# GOAL
Leave out the pictures and copy everything else below exactly.
-- Begin RECORDS --
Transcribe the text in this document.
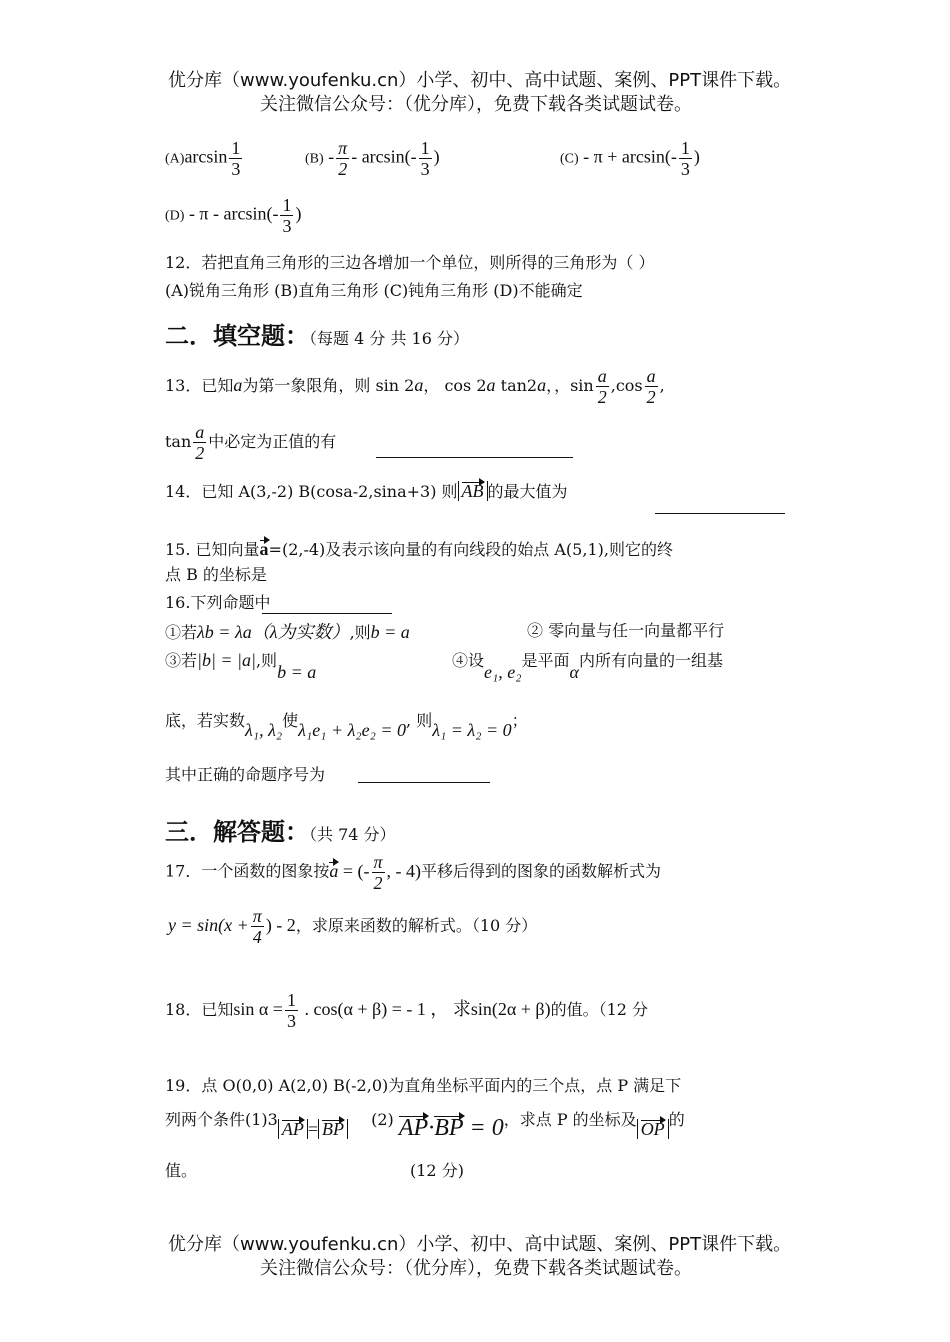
优分库（www.youfenku.cn）小学、初中、高中试题、案例、PPT课件下载。
关注微信公众号：（优分库），免费下载各类试题试卷。
$(A)\arcsin \frac{1}{3}$	$(B) - \frac{\pi}{2} - \arcsin(- \frac{1}{3}$ )	$(C) - \pi + \arcsin(- \frac{1}{3}$ )
(D) - π - $\arcsin(- \frac{1}{3}$ )
12．若把直角三角形的三边各增加一个单位，则所得的三角形为（ ）
(A)锐角三角形 (B)直角三角形 (C)钝角三角形 (D)不能确定
二．填空题：（每题 4 分 共 16 分）
13．已知a为第一象限角，则 sin 2a， cos 2a tan2a，，$\sin \frac{a}{2} ,\cos \frac{a}{2}$ ,
$\tan \frac{a}{2}$ 中必定为正值的有
14．已知 A(3,-2) B(cosa-2,sina+3) 则 AB 的最大值为
15. 已知向量a=(2,-4)及表示该向量的有向线段的始点 A(5,1),则它的终
点 B 的坐标是
16.下列命题中
①若λb = λa（λ为实数）,则b = a	② 零向量与任一向量都平行
③若|b| = |a|,则b = a
④设e₁, e₂是平面α内所有向量的一组基
底，若实数λ₁, λ₂使λ₁e₁ + λ₂e₂ = 0, 则λ₁ = λ₂ = 0；
其中正确的命题序号为
三．解答题：（共 74 分）
17．一个函数的图象按a = (- $\frac{\pi}{2}$ , - 4)平移后得到的图象的函数解析式为
$y = \sin(x + \frac{\pi}{4}$ ) - 2，求原来函数的解析式。（10 分）
18．已知$\sin \alpha = \frac{1}{3}$ . cos(α + β) = - 1 ， 求sin(2α + β)的值。（12 分
19．点 O(0,0) A(2,0) B(-2,0)为直角坐标平面内的三个点，点 P 满足下
列两个条件(1)3 AP = BP (2) AP·BP = 0，求点 P 的坐标及 OP 的
值。	(12 分)
优分库（www.youfenku.cn）小学、初中、高中试题、案例、PPT课件下载。
关注微信公众号：（优分库），免费下载各类试题试卷。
-- End RECORDS --
# REPLY
Transcribe the text in this document.
优分库（www.youfenku.cn）小学、初中、高中试题、案例、PPT课件下载。
关注微信公众号：（优分库），免费下载各类试题试卷。
$(A)\arcsin \frac{1}{3}$	$(B) - \frac{\pi}{2} - \arcsin(- \frac{1}{3}$ )	$(C) - \pi + \arcsin(- \frac{1}{3}$ )
(D) - π - $\arcsin(- \frac{1}{3}$ )
12．若把直角三角形的三边各增加一个单位，则所得的三角形为（ ）
(A)锐角三角形 (B)直角三角形 (C)钝角三角形 (D)不能确定
二．填空题：（每题 4 分 共 16 分）
13．已知a为第一象限角，则 sin 2a， cos 2a tan2a，，$\sin \frac{a}{2} ,\cos \frac{a}{2}$ ,
$\tan \frac{a}{2}$ 中必定为正值的有
14．已知 A(3,-2) B(cosa-2,sina+3) 则 AB 的最大值为
15. 已知向量a=(2,-4)及表示该向量的有向线段的始点 A(5,1),则它的终
点 B 的坐标是
16.下列命题中
①若λb = λa（λ为实数）,则b = a	② 零向量与任一向量都平行
③若|b| = |a|,则b = a
④设e₁, e₂是平面α内所有向量的一组基
底，若实数λ₁, λ₂使λ₁e₁ + λ₂e₂ = 0, 则λ₁ = λ₂ = 0；
其中正确的命题序号为
三．解答题：（共 74 分）
17．一个函数的图象按a = (- $\frac{\pi}{2}$ , - 4)平移后得到的图象的函数解析式为
$y = \sin(x + \frac{\pi}{4}$ ) - 2，求原来函数的解析式。（10 分）
18．已知$\sin \alpha = \frac{1}{3}$ . cos(α + β) = - 1 ， 求sin(2α + β)的值。（12 分
19．点 O(0,0) A(2,0) B(-2,0)为直角坐标平面内的三个点，点 P 满足下
列两个条件(1)3 AP = BP (2) AP·BP = 0，求点 P 的坐标及 OP 的
值。	(12 分)
优分库（www.youfenku.cn）小学、初中、高中试题、案例、PPT课件下载。
关注微信公众号：（优分库），免费下载各类试题试卷。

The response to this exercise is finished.